■ **Required task**
Set the listing down again in full, word for word, with the pictures left out.

■ **Material for this task**
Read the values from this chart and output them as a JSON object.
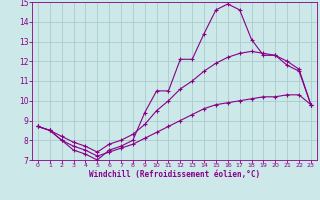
{
  "xlabel": "Windchill (Refroidissement éolien,°C)",
  "background_color": "#cce8e8",
  "grid_color": "#aacccc",
  "line_color": "#880088",
  "xlim": [
    -0.5,
    23.5
  ],
  "ylim": [
    7,
    15
  ],
  "xticks": [
    0,
    1,
    2,
    3,
    4,
    5,
    6,
    7,
    8,
    9,
    10,
    11,
    12,
    13,
    14,
    15,
    16,
    17,
    18,
    19,
    20,
    21,
    22,
    23
  ],
  "yticks": [
    7,
    8,
    9,
    10,
    11,
    12,
    13,
    14,
    15
  ],
  "curve1_x": [
    0,
    1,
    2,
    3,
    4,
    5,
    6,
    7,
    8,
    9,
    10,
    11,
    12,
    13,
    14,
    15,
    16,
    17,
    18,
    19,
    20,
    21,
    22,
    23
  ],
  "curve1_y": [
    8.7,
    8.5,
    8.0,
    7.5,
    7.3,
    7.0,
    7.5,
    7.7,
    8.0,
    9.4,
    10.5,
    10.5,
    12.1,
    12.1,
    13.4,
    14.6,
    14.9,
    14.6,
    13.1,
    12.3,
    12.3,
    11.8,
    11.5,
    9.8
  ],
  "curve2_x": [
    0,
    1,
    2,
    3,
    4,
    5,
    6,
    7,
    8,
    9,
    10,
    11,
    12,
    13,
    14,
    15,
    16,
    17,
    18,
    19,
    20,
    21,
    22,
    23
  ],
  "curve2_y": [
    8.7,
    8.5,
    8.2,
    7.9,
    7.7,
    7.4,
    7.8,
    8.0,
    8.3,
    8.8,
    9.5,
    10.0,
    10.6,
    11.0,
    11.5,
    11.9,
    12.2,
    12.4,
    12.5,
    12.4,
    12.3,
    12.0,
    11.6,
    9.8
  ],
  "curve3_x": [
    0,
    1,
    2,
    3,
    4,
    5,
    6,
    7,
    8,
    9,
    10,
    11,
    12,
    13,
    14,
    15,
    16,
    17,
    18,
    19,
    20,
    21,
    22,
    23
  ],
  "curve3_y": [
    8.7,
    8.5,
    8.0,
    7.7,
    7.5,
    7.2,
    7.4,
    7.6,
    7.8,
    8.1,
    8.4,
    8.7,
    9.0,
    9.3,
    9.6,
    9.8,
    9.9,
    10.0,
    10.1,
    10.2,
    10.2,
    10.3,
    10.3,
    9.8
  ]
}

■ **Result of this exercise**
Read the values from this chart and output them as a JSON object.
{
  "xlabel": "Windchill (Refroidissement éolien,°C)",
  "background_color": "#cce8e8",
  "grid_color": "#aacccc",
  "line_color": "#880088",
  "xlim": [
    -0.5,
    23.5
  ],
  "ylim": [
    7,
    15
  ],
  "xticks": [
    0,
    1,
    2,
    3,
    4,
    5,
    6,
    7,
    8,
    9,
    10,
    11,
    12,
    13,
    14,
    15,
    16,
    17,
    18,
    19,
    20,
    21,
    22,
    23
  ],
  "yticks": [
    7,
    8,
    9,
    10,
    11,
    12,
    13,
    14,
    15
  ],
  "curve1_x": [
    0,
    1,
    2,
    3,
    4,
    5,
    6,
    7,
    8,
    9,
    10,
    11,
    12,
    13,
    14,
    15,
    16,
    17,
    18,
    19,
    20,
    21,
    22,
    23
  ],
  "curve1_y": [
    8.7,
    8.5,
    8.0,
    7.5,
    7.3,
    7.0,
    7.5,
    7.7,
    8.0,
    9.4,
    10.5,
    10.5,
    12.1,
    12.1,
    13.4,
    14.6,
    14.9,
    14.6,
    13.1,
    12.3,
    12.3,
    11.8,
    11.5,
    9.8
  ],
  "curve2_x": [
    0,
    1,
    2,
    3,
    4,
    5,
    6,
    7,
    8,
    9,
    10,
    11,
    12,
    13,
    14,
    15,
    16,
    17,
    18,
    19,
    20,
    21,
    22,
    23
  ],
  "curve2_y": [
    8.7,
    8.5,
    8.2,
    7.9,
    7.7,
    7.4,
    7.8,
    8.0,
    8.3,
    8.8,
    9.5,
    10.0,
    10.6,
    11.0,
    11.5,
    11.9,
    12.2,
    12.4,
    12.5,
    12.4,
    12.3,
    12.0,
    11.6,
    9.8
  ],
  "curve3_x": [
    0,
    1,
    2,
    3,
    4,
    5,
    6,
    7,
    8,
    9,
    10,
    11,
    12,
    13,
    14,
    15,
    16,
    17,
    18,
    19,
    20,
    21,
    22,
    23
  ],
  "curve3_y": [
    8.7,
    8.5,
    8.0,
    7.7,
    7.5,
    7.2,
    7.4,
    7.6,
    7.8,
    8.1,
    8.4,
    8.7,
    9.0,
    9.3,
    9.6,
    9.8,
    9.9,
    10.0,
    10.1,
    10.2,
    10.2,
    10.3,
    10.3,
    9.8
  ]
}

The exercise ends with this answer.